→ **Data shown**:
+++

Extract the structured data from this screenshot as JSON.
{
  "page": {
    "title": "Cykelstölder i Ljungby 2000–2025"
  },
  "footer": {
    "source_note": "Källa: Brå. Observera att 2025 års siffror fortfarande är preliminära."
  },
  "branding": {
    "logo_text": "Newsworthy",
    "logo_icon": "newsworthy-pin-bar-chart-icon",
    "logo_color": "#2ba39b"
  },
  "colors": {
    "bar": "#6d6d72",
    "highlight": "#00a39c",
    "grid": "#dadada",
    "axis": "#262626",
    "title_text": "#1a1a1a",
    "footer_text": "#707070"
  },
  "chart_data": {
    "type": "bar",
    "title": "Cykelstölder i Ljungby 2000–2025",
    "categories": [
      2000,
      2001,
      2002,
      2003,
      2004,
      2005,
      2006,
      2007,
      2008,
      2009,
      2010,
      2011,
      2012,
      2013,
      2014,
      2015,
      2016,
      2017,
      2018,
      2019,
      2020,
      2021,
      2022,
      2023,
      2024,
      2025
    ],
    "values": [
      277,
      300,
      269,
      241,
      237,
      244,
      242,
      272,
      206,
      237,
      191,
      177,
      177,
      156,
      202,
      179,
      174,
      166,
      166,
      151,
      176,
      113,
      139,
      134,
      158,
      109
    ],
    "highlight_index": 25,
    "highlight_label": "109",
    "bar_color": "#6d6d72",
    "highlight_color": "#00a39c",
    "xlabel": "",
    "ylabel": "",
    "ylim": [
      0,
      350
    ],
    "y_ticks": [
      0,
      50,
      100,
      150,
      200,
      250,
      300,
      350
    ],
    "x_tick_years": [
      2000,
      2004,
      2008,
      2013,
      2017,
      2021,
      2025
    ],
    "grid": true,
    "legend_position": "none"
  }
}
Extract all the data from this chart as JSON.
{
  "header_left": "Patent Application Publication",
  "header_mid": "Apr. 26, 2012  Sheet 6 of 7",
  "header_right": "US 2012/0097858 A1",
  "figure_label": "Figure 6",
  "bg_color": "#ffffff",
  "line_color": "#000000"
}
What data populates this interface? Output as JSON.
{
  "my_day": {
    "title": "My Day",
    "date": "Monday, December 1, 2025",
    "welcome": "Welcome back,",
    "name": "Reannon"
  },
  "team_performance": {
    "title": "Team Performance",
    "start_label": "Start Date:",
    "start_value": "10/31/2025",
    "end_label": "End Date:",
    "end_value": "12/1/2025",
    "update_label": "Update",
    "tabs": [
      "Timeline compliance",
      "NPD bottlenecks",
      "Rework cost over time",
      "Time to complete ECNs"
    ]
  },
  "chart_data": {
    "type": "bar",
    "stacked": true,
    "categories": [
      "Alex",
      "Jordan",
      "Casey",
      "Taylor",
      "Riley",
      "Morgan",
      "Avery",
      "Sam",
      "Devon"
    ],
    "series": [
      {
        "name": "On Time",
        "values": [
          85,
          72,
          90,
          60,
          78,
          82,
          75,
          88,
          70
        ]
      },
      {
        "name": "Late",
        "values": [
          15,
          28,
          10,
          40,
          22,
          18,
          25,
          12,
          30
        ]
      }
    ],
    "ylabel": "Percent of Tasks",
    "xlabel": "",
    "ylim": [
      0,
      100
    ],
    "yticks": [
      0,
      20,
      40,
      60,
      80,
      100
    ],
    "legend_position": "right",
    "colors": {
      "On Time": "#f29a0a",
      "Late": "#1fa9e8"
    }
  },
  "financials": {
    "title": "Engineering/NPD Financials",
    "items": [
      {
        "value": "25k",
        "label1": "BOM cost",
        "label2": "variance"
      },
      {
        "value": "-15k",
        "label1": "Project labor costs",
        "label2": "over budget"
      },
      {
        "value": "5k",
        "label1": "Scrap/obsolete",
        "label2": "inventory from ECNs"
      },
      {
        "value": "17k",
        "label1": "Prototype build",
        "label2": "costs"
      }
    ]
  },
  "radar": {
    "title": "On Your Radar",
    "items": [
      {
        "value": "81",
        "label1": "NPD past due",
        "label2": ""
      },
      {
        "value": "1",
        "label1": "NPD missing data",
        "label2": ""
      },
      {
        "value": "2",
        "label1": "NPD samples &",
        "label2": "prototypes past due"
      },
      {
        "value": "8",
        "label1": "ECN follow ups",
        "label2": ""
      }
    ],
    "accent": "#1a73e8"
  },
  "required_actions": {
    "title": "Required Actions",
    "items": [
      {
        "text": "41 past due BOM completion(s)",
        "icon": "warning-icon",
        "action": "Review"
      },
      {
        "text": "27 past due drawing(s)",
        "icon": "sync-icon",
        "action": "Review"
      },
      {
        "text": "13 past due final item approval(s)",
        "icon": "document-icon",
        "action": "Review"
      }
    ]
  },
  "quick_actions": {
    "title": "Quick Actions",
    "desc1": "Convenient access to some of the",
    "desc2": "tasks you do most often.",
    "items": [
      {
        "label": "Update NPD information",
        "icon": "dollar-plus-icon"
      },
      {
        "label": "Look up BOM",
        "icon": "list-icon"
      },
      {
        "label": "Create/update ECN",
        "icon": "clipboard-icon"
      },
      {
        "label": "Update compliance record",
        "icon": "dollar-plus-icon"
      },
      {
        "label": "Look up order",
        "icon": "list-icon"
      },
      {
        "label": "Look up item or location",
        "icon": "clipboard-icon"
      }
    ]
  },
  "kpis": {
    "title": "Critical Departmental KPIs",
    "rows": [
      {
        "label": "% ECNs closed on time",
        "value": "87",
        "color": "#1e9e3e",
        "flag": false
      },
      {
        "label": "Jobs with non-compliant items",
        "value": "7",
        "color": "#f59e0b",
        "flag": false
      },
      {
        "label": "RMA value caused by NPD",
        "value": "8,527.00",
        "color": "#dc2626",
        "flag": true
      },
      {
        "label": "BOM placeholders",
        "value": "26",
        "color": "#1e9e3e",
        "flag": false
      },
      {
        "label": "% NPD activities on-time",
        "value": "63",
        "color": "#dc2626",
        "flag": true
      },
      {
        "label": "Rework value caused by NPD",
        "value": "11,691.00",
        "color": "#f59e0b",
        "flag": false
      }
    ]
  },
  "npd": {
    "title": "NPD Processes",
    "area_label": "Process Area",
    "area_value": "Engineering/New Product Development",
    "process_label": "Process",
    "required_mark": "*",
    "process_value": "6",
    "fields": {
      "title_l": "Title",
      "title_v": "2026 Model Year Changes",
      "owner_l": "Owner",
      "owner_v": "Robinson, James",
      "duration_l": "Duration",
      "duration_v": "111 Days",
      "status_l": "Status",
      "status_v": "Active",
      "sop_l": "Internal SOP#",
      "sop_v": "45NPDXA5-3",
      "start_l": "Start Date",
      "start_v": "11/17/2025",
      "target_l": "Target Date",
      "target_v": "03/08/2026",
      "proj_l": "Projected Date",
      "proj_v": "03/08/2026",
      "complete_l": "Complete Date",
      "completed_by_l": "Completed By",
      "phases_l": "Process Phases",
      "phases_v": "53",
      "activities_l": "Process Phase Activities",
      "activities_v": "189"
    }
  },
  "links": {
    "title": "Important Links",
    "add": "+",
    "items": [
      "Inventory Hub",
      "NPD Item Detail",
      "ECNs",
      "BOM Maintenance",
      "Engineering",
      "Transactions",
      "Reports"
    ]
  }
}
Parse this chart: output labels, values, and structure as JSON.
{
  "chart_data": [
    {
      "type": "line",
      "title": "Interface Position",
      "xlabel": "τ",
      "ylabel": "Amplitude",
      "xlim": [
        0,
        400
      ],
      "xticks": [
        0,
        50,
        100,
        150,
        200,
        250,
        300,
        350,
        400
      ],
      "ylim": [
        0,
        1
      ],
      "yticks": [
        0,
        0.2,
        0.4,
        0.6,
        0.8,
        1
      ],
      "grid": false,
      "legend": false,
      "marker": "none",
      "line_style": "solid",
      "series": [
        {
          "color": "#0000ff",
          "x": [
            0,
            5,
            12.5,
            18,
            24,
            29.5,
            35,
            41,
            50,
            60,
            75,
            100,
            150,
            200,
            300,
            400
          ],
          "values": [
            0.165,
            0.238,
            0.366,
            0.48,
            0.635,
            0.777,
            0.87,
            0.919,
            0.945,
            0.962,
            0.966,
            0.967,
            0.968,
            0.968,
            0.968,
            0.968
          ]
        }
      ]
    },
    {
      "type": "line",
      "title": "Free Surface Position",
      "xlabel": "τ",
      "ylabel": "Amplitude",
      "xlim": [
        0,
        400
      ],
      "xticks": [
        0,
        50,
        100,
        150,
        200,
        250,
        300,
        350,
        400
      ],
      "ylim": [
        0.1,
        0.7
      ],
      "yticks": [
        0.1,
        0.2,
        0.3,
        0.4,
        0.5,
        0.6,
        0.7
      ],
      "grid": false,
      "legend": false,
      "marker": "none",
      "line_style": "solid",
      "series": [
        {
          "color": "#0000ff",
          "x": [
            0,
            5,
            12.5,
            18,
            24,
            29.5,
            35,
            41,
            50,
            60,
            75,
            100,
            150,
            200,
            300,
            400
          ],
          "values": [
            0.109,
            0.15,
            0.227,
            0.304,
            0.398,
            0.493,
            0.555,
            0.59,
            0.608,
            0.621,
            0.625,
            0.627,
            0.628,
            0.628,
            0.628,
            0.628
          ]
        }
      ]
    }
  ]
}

+++

How many of the lines above hold "Engineering"? Answer with only the number.

3